● Short exercise
Look through the material and copy each line holding "screenshot".

#### Supplied information

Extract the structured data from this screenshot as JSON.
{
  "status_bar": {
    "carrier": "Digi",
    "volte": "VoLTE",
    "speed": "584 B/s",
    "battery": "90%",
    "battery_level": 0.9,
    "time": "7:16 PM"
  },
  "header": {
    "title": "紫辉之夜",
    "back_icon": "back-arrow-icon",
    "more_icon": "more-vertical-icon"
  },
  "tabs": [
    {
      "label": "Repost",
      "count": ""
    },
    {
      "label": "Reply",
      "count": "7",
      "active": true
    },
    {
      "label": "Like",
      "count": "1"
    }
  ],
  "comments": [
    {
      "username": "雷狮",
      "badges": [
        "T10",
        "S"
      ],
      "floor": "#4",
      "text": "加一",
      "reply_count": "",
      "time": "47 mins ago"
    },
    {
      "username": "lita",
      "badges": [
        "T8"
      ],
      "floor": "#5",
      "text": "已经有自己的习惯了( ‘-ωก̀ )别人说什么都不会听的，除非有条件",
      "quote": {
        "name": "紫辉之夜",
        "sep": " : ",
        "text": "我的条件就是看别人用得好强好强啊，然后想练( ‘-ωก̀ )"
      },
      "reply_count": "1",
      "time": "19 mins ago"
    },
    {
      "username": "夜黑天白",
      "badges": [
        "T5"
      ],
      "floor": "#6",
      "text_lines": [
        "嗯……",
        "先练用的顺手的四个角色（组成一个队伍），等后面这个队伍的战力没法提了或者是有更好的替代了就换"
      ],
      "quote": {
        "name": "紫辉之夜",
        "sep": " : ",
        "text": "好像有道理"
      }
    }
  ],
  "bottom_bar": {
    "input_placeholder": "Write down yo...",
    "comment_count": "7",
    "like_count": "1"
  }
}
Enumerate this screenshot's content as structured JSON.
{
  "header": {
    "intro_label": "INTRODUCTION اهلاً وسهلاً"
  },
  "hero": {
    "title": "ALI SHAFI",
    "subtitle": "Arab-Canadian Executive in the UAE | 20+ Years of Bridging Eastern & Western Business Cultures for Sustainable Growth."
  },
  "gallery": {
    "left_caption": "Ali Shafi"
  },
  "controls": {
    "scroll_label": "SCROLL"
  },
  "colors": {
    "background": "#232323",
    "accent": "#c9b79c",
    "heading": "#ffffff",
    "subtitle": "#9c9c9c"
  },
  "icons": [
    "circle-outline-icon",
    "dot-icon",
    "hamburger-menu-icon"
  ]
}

########

● Task output
Extract the structured data from this screenshot as JSON.
Enumerate this screenshot's content as structured JSON.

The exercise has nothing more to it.